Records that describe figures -

----

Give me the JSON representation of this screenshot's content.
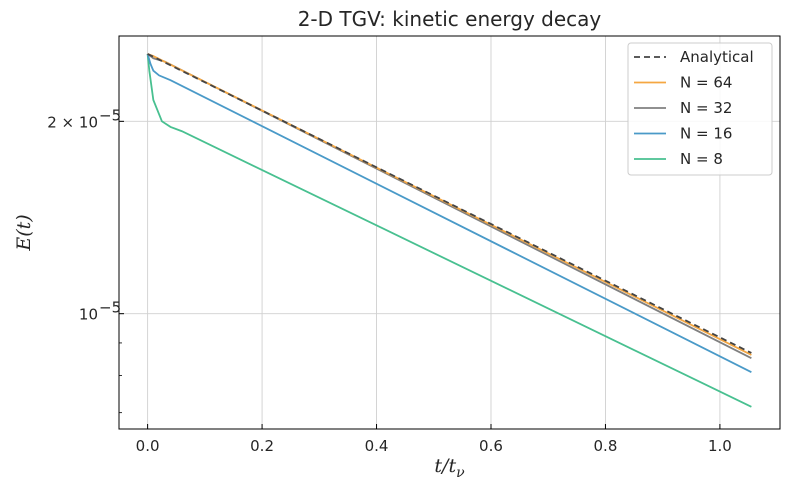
{
  "chart_data": {
    "type": "line",
    "title": "2-D TGV: kinetic energy decay",
    "xlabel": "t/t",
    "xlabel_sub": "ν",
    "ylabel": "E(t)",
    "xlim": [
      -0.05,
      1.105
    ],
    "ylim": [
      6.6e-06,
      2.72e-05
    ],
    "yscale": "log",
    "grid": true,
    "legend_position": "top-right",
    "x_ticks": [
      {
        "value": 0.0,
        "label": "0.0"
      },
      {
        "value": 0.2,
        "label": "0.2"
      },
      {
        "value": 0.4,
        "label": "0.4"
      },
      {
        "value": 0.6,
        "label": "0.6"
      },
      {
        "value": 0.8,
        "label": "0.8"
      },
      {
        "value": 1.0,
        "label": "1.0"
      }
    ],
    "y_ticks": [
      {
        "value": 2e-05,
        "label_base": "2 × 10",
        "label_exp": "−5"
      },
      {
        "value": 1e-05,
        "label_base": "10",
        "label_exp": "−5"
      }
    ],
    "y_minor_ticks": [
      7e-06,
      8e-06,
      9e-06,
      3e-05
    ],
    "series": [
      {
        "name": "Analytical",
        "color": "#444444",
        "dash": "6,4",
        "points": [
          [
            0.0,
            2.55e-05
          ],
          [
            1.055,
            8.68e-06
          ]
        ]
      },
      {
        "name": "N = 64",
        "color": "#f5a742",
        "dash": "",
        "points": [
          [
            0.0,
            2.55e-05
          ],
          [
            0.01,
            2.53e-05
          ],
          [
            1.055,
            8.62e-06
          ]
        ]
      },
      {
        "name": "N = 32",
        "color": "#808080",
        "dash": "",
        "points": [
          [
            0.0,
            2.55e-05
          ],
          [
            0.01,
            2.51e-05
          ],
          [
            0.03,
            2.48e-05
          ],
          [
            1.055,
            8.52e-06
          ]
        ]
      },
      {
        "name": "N = 16",
        "color": "#4a9ac8",
        "dash": "",
        "points": [
          [
            0.0,
            2.55e-05
          ],
          [
            0.005,
            2.46e-05
          ],
          [
            0.01,
            2.4e-05
          ],
          [
            0.02,
            2.36e-05
          ],
          [
            0.04,
            2.32e-05
          ],
          [
            1.055,
            8.1e-06
          ]
        ]
      },
      {
        "name": "N = 8",
        "color": "#48c090",
        "dash": "",
        "points": [
          [
            0.0,
            2.55e-05
          ],
          [
            0.003,
            2.4e-05
          ],
          [
            0.01,
            2.16e-05
          ],
          [
            0.025,
            2e-05
          ],
          [
            0.04,
            1.96e-05
          ],
          [
            0.06,
            1.93e-05
          ],
          [
            1.055,
            7.15e-06
          ]
        ]
      }
    ]
  }
}
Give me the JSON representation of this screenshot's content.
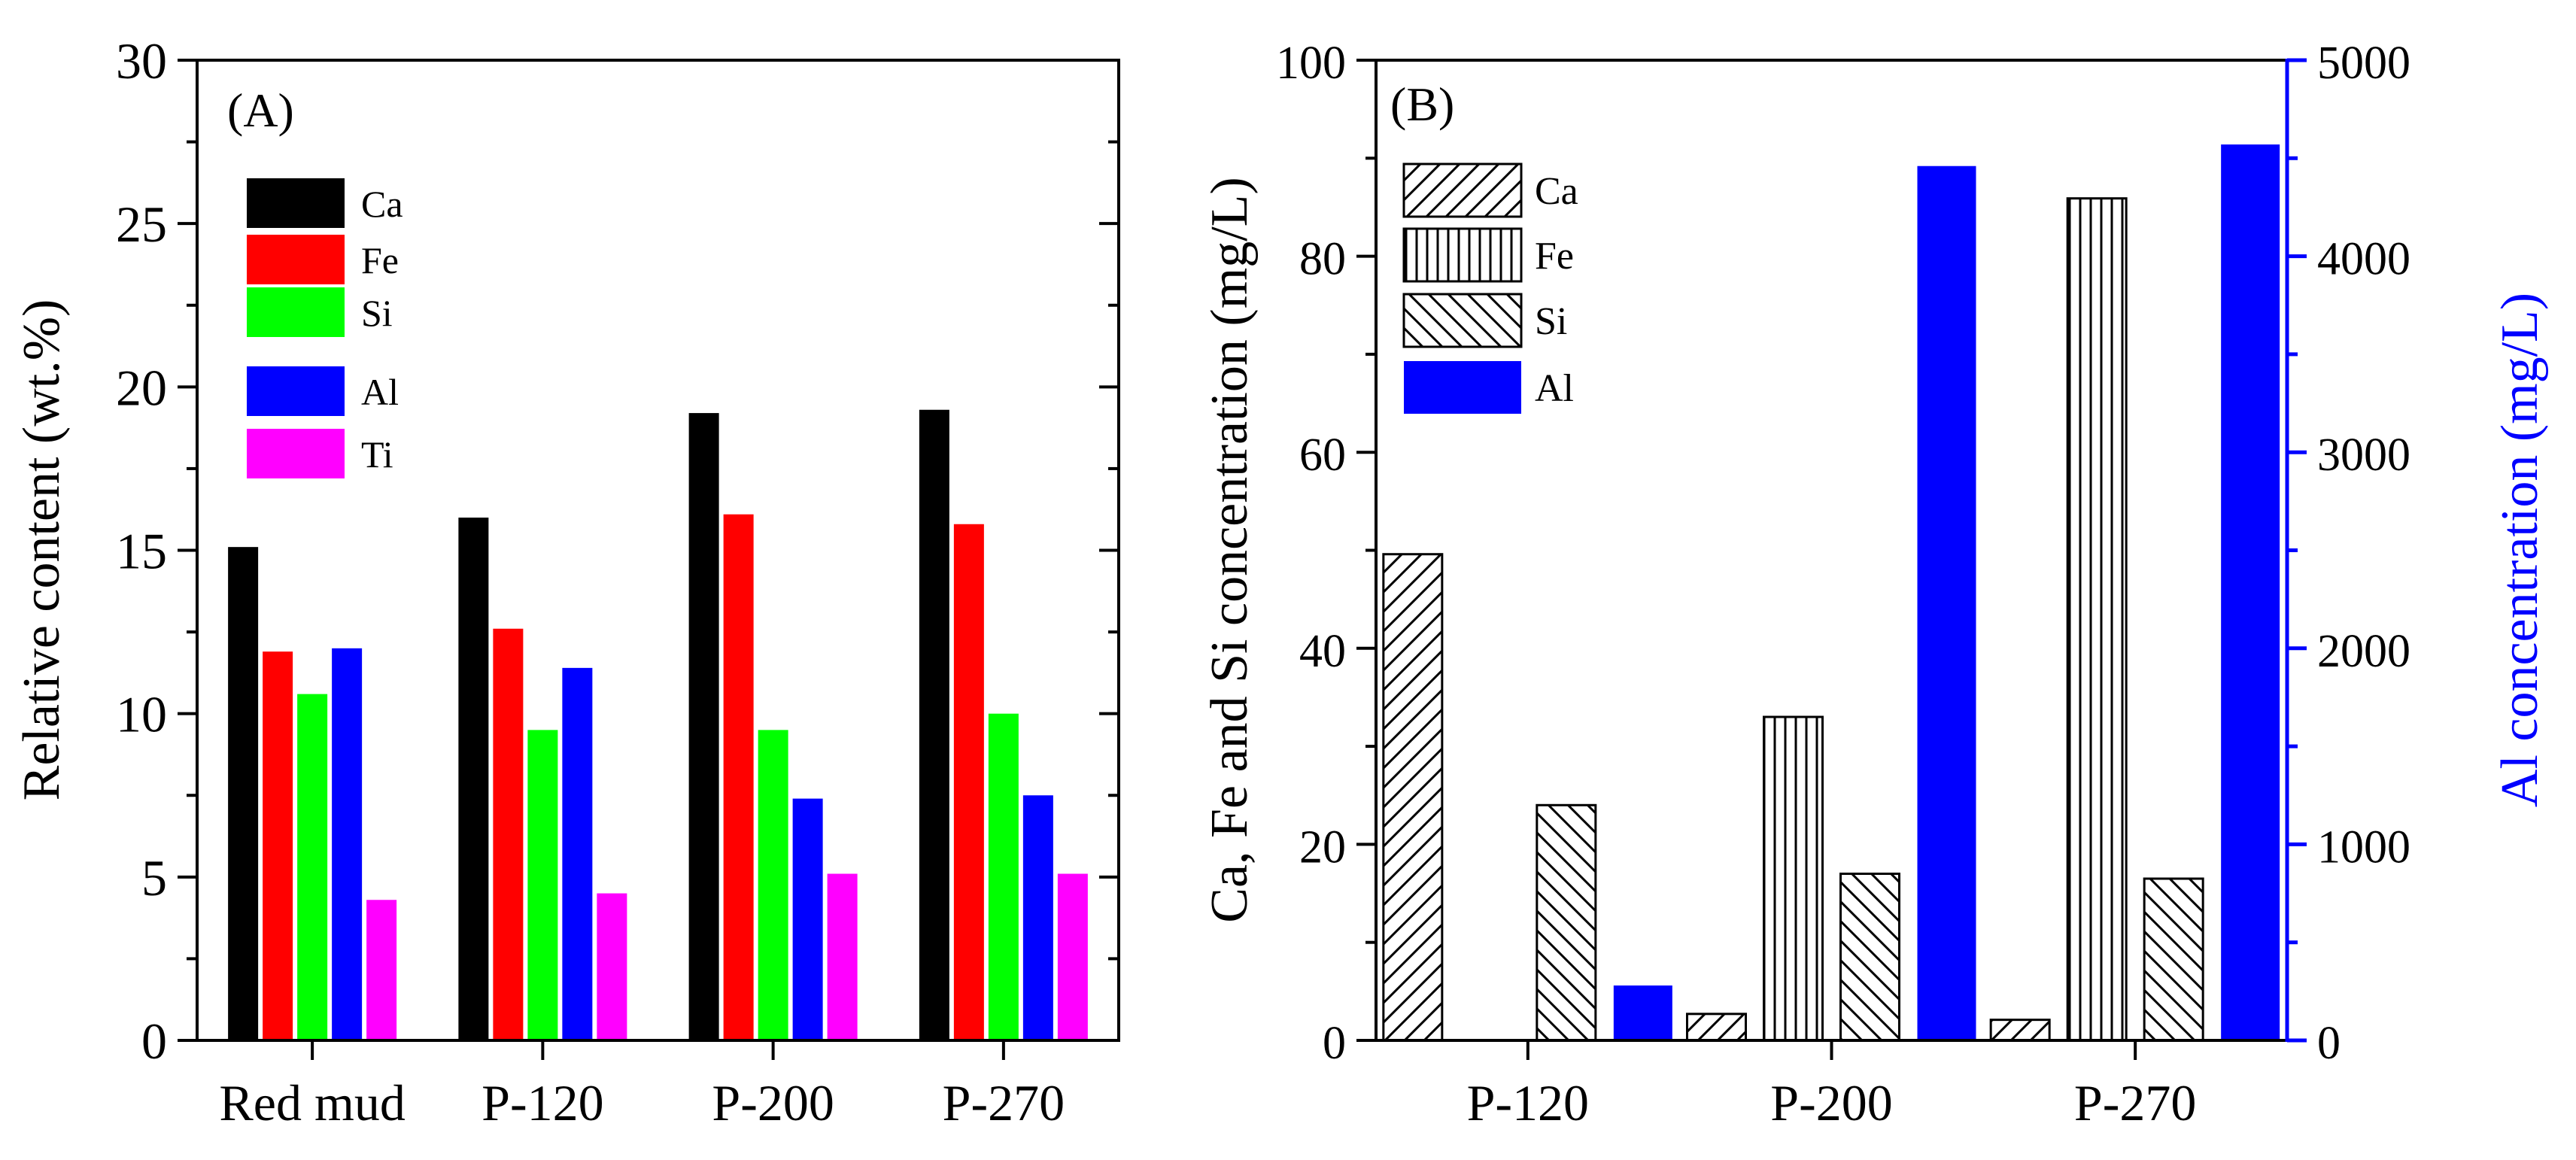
{
  "chart_data": [
    {
      "panel": "(A)",
      "type": "bar",
      "categories": [
        "Red mud",
        "P-120",
        "P-200",
        "P-270"
      ],
      "ylabel": "Relative content (wt.%)",
      "ylim": [
        0,
        30
      ],
      "yticks": [
        0,
        5,
        10,
        15,
        20,
        25,
        30
      ],
      "series": [
        {
          "name": "Ca",
          "color": "#000000",
          "values": [
            15.1,
            16.0,
            19.2,
            19.3
          ]
        },
        {
          "name": "Fe",
          "color": "#ff0000",
          "values": [
            11.9,
            12.6,
            16.1,
            15.8
          ]
        },
        {
          "name": "Si",
          "color": "#00ff00",
          "values": [
            10.6,
            9.5,
            9.5,
            10.0
          ]
        },
        {
          "name": "Al",
          "color": "#0000ff",
          "values": [
            12.0,
            11.4,
            7.4,
            7.5
          ]
        },
        {
          "name": "Ti",
          "color": "#ff00ff",
          "values": [
            4.3,
            4.5,
            5.1,
            5.1
          ]
        }
      ],
      "legend": "top-left"
    },
    {
      "panel": "(B)",
      "type": "bar",
      "categories": [
        "P-120",
        "P-200",
        "P-270"
      ],
      "ylabel": "Ca, Fe and Si concentration (mg/L)",
      "ylim": [
        0,
        100
      ],
      "yticks": [
        0,
        20,
        40,
        60,
        80,
        100
      ],
      "y2label": "Al concentration (mg/L)",
      "y2lim": [
        0,
        5000
      ],
      "y2ticks": [
        0,
        1000,
        2000,
        3000,
        4000,
        5000
      ],
      "y2color": "#0000ff",
      "series": [
        {
          "name": "Ca",
          "pattern": "diag-up",
          "axis": "left",
          "values": [
            49.6,
            2.7,
            2.1
          ]
        },
        {
          "name": "Fe",
          "pattern": "vertical",
          "axis": "left",
          "values": [
            0,
            33.0,
            85.9
          ]
        },
        {
          "name": "Si",
          "pattern": "diag-down",
          "axis": "left",
          "values": [
            24.0,
            17.0,
            16.5
          ]
        },
        {
          "name": "Al",
          "pattern": "solid",
          "color": "#0000ff",
          "axis": "right",
          "values": [
            280,
            4460,
            4570
          ]
        }
      ],
      "legend": "top-left"
    }
  ]
}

----

Exercise goal - Reproduce the full material exactly, excluding the pictures.

Reply -
Give me the JSON representation of this screenshot's content.
{
  "chart_data": {
    "type": "line",
    "title": "2-D TGV: kinetic energy decay",
    "xlabel": "t/t",
    "xlabel_sub": "ν",
    "ylabel": "E(t)",
    "xlim": [
      -0.05,
      1.105
    ],
    "ylim": [
      6.6e-06,
      2.72e-05
    ],
    "yscale": "log",
    "grid": true,
    "legend_position": "top-right",
    "x_ticks": [
      {
        "value": 0.0,
        "label": "0.0"
      },
      {
        "value": 0.2,
        "label": "0.2"
      },
      {
        "value": 0.4,
        "label": "0.4"
      },
      {
        "value": 0.6,
        "label": "0.6"
      },
      {
        "value": 0.8,
        "label": "0.8"
      },
      {
        "value": 1.0,
        "label": "1.0"
      }
    ],
    "y_ticks": [
      {
        "value": 2e-05,
        "label_base": "2 × 10",
        "label_exp": "−5"
      },
      {
        "value": 1e-05,
        "label_base": "10",
        "label_exp": "−5"
      }
    ],
    "y_minor_ticks": [
      7e-06,
      8e-06,
      9e-06,
      3e-05
    ],
    "series": [
      {
        "name": "Analytical",
        "color": "#444444",
        "dash": "6,4",
        "points": [
          [
            0.0,
            2.55e-05
          ],
          [
            1.055,
            8.68e-06
          ]
        ]
      },
      {
        "name": "N = 64",
        "color": "#f5a742",
        "dash": "",
        "points": [
          [
            0.0,
            2.55e-05
          ],
          [
            0.01,
            2.53e-05
          ],
          [
            1.055,
            8.62e-06
          ]
        ]
      },
      {
        "name": "N = 32",
        "color": "#808080",
        "dash": "",
        "points": [
          [
            0.0,
            2.55e-05
          ],
          [
            0.01,
            2.51e-05
          ],
          [
            0.03,
            2.48e-05
          ],
          [
            1.055,
            8.52e-06
          ]
        ]
      },
      {
        "name": "N = 16",
        "color": "#4a9ac8",
        "dash": "",
        "points": [
          [
            0.0,
            2.55e-05
          ],
          [
            0.005,
            2.46e-05
          ],
          [
            0.01,
            2.4e-05
          ],
          [
            0.02,
            2.36e-05
          ],
          [
            0.04,
            2.32e-05
          ],
          [
            1.055,
            8.1e-06
          ]
        ]
      },
      {
        "name": "N = 8",
        "color": "#48c090",
        "dash": "",
        "points": [
          [
            0.0,
            2.55e-05
          ],
          [
            0.003,
            2.4e-05
          ],
          [
            0.01,
            2.16e-05
          ],
          [
            0.025,
            2e-05
          ],
          [
            0.04,
            1.96e-05
          ],
          [
            0.06,
            1.93e-05
          ],
          [
            1.055,
            7.15e-06
          ]
        ]
      }
    ]
  }
}
Give me the JSON representation of this screenshot's content.
{
  "chart_data": [
    {
      "panel": "(A)",
      "type": "bar",
      "categories": [
        "Red mud",
        "P-120",
        "P-200",
        "P-270"
      ],
      "ylabel": "Relative content (wt.%)",
      "ylim": [
        0,
        30
      ],
      "yticks": [
        0,
        5,
        10,
        15,
        20,
        25,
        30
      ],
      "series": [
        {
          "name": "Ca",
          "color": "#000000",
          "values": [
            15.1,
            16.0,
            19.2,
            19.3
          ]
        },
        {
          "name": "Fe",
          "color": "#ff0000",
          "values": [
            11.9,
            12.6,
            16.1,
            15.8
          ]
        },
        {
          "name": "Si",
          "color": "#00ff00",
          "values": [
            10.6,
            9.5,
            9.5,
            10.0
          ]
        },
        {
          "name": "Al",
          "color": "#0000ff",
          "values": [
            12.0,
            11.4,
            7.4,
            7.5
          ]
        },
        {
          "name": "Ti",
          "color": "#ff00ff",
          "values": [
            4.3,
            4.5,
            5.1,
            5.1
          ]
        }
      ],
      "legend": "top-left"
    },
    {
      "panel": "(B)",
      "type": "bar",
      "categories": [
        "P-120",
        "P-200",
        "P-270"
      ],
      "ylabel": "Ca, Fe and Si concentration (mg/L)",
      "ylim": [
        0,
        100
      ],
      "yticks": [
        0,
        20,
        40,
        60,
        80,
        100
      ],
      "y2label": "Al concentration (mg/L)",
      "y2lim": [
        0,
        5000
      ],
      "y2ticks": [
        0,
        1000,
        2000,
        3000,
        4000,
        5000
      ],
      "y2color": "#0000ff",
      "series": [
        {
          "name": "Ca",
          "pattern": "diag-up",
          "axis": "left",
          "values": [
            49.6,
            2.7,
            2.1
          ]
        },
        {
          "name": "Fe",
          "pattern": "vertical",
          "axis": "left",
          "values": [
            0,
            33.0,
            85.9
          ]
        },
        {
          "name": "Si",
          "pattern": "diag-down",
          "axis": "left",
          "values": [
            24.0,
            17.0,
            16.5
          ]
        },
        {
          "name": "Al",
          "pattern": "solid",
          "color": "#0000ff",
          "axis": "right",
          "values": [
            280,
            4460,
            4570
          ]
        }
      ],
      "legend": "top-left"
    }
  ]
}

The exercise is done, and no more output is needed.